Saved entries
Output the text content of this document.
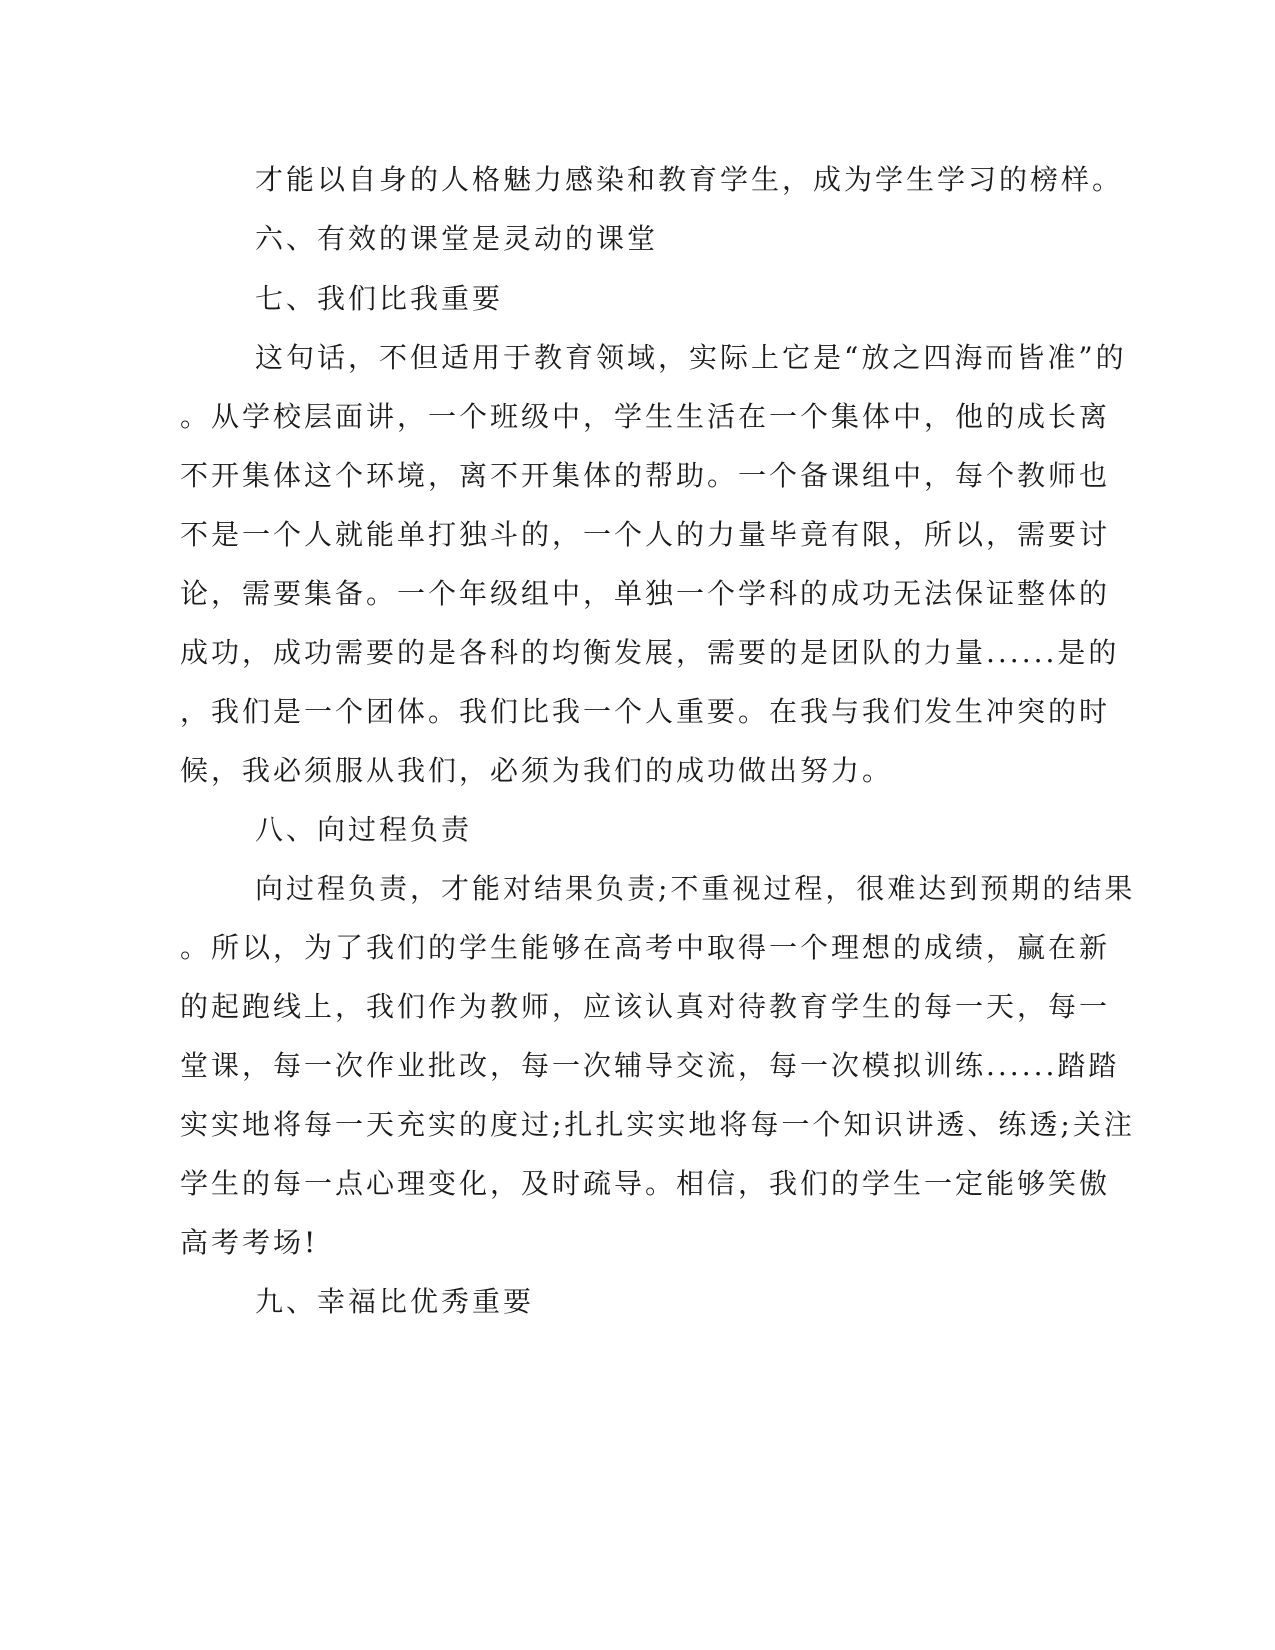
才能以自身的人格魅力感染和教育学生，成为学生学习的榜样。

六、有效的课堂是灵动的课堂

七、我们比我重要

这句话，不但适用于教育领域，实际上它是“放之四海而皆准”的

。从学校层面讲，一个班级中，学生生活在一个集体中，他的成长离

不开集体这个环境，离不开集体的帮助。一个备课组中，每个教师也

不是一个人就能单打独斗的，一个人的力量毕竟有限，所以，需要讨

论，需要集备。一个年级组中，单独一个学科的成功无法保证整体的

成功，成功需要的是各科的均衡发展，需要的是团队的力量......是的

，我们是一个团体。我们比我一个人重要。在我与我们发生冲突的时

候，我必须服从我们，必须为我们的成功做出努力。

八、向过程负责

向过程负责，才能对结果负责;不重视过程，很难达到预期的结果

。所以，为了我们的学生能够在高考中取得一个理想的成绩，赢在新

的起跑线上，我们作为教师，应该认真对待教育学生的每一天，每一

堂课，每一次作业批改，每一次辅导交流，每一次模拟训练......踏踏

实实地将每一天充实的度过;扎扎实实地将每一个知识讲透、练透;关注

学生的每一点心理变化，及时疏导。相信，我们的学生一定能够笑傲

高考考场!

九、幸福比优秀重要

▸ **What to work on**: All of the material above needs to be restated exactly, with no pictures.

▸ **Response to the task**:
Output the text content of this document.
才能以自身的人格魅力感染和教育学生，成为学生学习的榜样。

六、有效的课堂是灵动的课堂

七、我们比我重要

这句话，不但适用于教育领域，实际上它是“放之四海而皆准”的

。从学校层面讲，一个班级中，学生生活在一个集体中，他的成长离

不开集体这个环境，离不开集体的帮助。一个备课组中，每个教师也

不是一个人就能单打独斗的，一个人的力量毕竟有限，所以，需要讨

论，需要集备。一个年级组中，单独一个学科的成功无法保证整体的

成功，成功需要的是各科的均衡发展，需要的是团队的力量......是的

，我们是一个团体。我们比我一个人重要。在我与我们发生冲突的时

候，我必须服从我们，必须为我们的成功做出努力。

八、向过程负责

向过程负责，才能对结果负责;不重视过程，很难达到预期的结果

。所以，为了我们的学生能够在高考中取得一个理想的成绩，赢在新

的起跑线上，我们作为教师，应该认真对待教育学生的每一天，每一

堂课，每一次作业批改，每一次辅导交流，每一次模拟训练......踏踏

实实地将每一天充实的度过;扎扎实实地将每一个知识讲透、练透;关注

学生的每一点心理变化，及时疏导。相信，我们的学生一定能够笑傲

高考考场!

九、幸福比优秀重要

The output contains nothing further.